* [Job] Skip all pictures, then print the remaining material exactly.

Stored entries
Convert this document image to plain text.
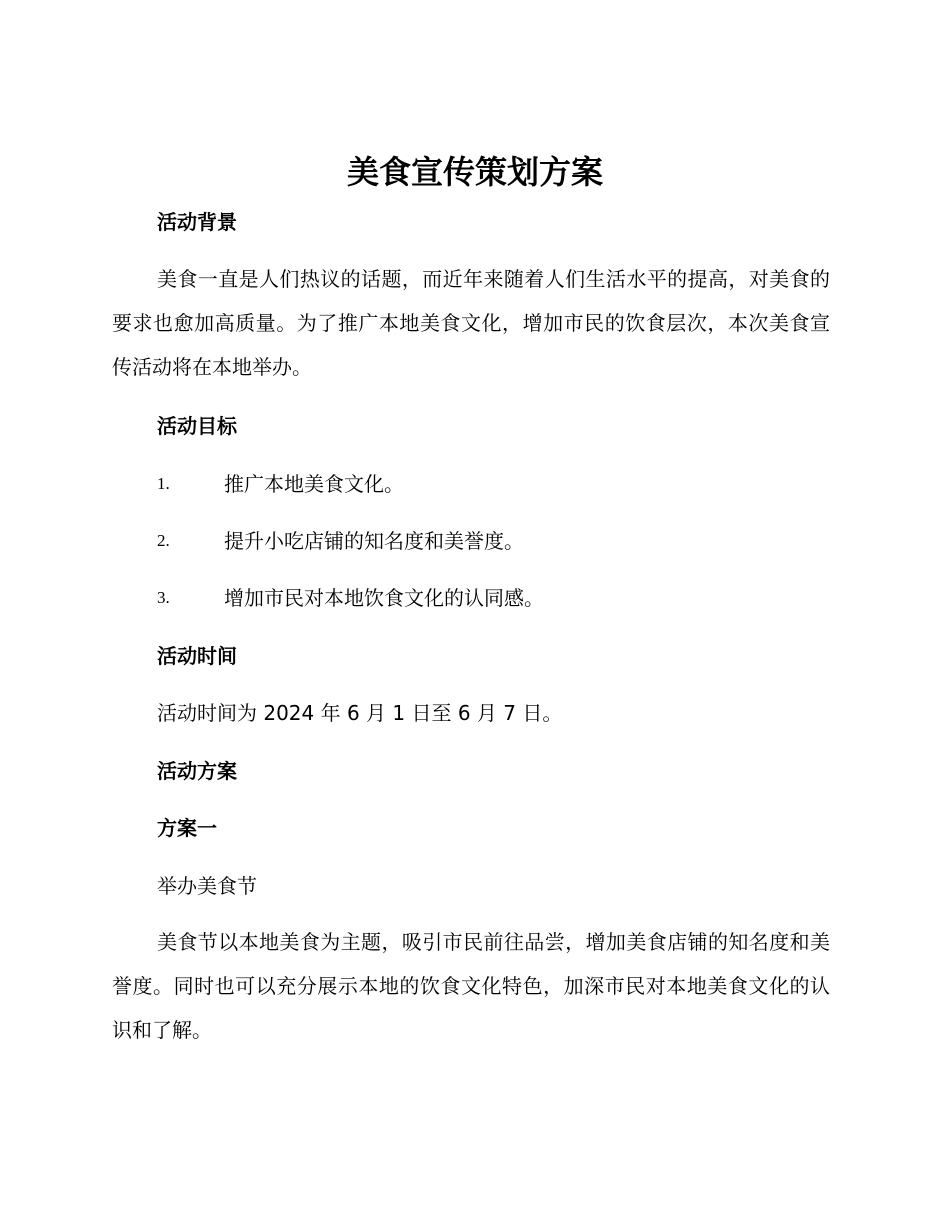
美食宣传策划方案
活动背景

美食一直是人们热议的话题，而近年来随着人们生活水平的提高，对美食的要求也愈加高质量。为了推广本地美食文化，增加市民的饮食层次，本次美食宣传活动将在本地举办。

活动目标
1.	推广本地美食文化。
2.	提升小吃店铺的知名度和美誉度。
3.	增加市民对本地饮食文化的认同感。
活动时间

活动时间为 2024 年 6 月 1 日至 6 月 7 日。

活动方案
方案一

举办美食节

美食节以本地美食为主题，吸引市民前往品尝，增加美食店铺的知名度和美誉度。同时也可以充分展示本地的饮食文化特色，加深市民对本地美食文化的认识和了解。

* [Solution to this problem]
Convert this document image to plain text.
美食宣传策划方案
活动背景

美食一直是人们热议的话题，而近年来随着人们生活水平的提高，对美食的要求也愈加高质量。为了推广本地美食文化，增加市民的饮食层次，本次美食宣传活动将在本地举办。

活动目标
1.	推广本地美食文化。
2.	提升小吃店铺的知名度和美誉度。
3.	增加市民对本地饮食文化的认同感。
活动时间

活动时间为 2024 年 6 月 1 日至 6 月 7 日。

活动方案
方案一

举办美食节

美食节以本地美食为主题，吸引市民前往品尝，增加美食店铺的知名度和美誉度。同时也可以充分展示本地的饮食文化特色，加深市民对本地美食文化的认识和了解。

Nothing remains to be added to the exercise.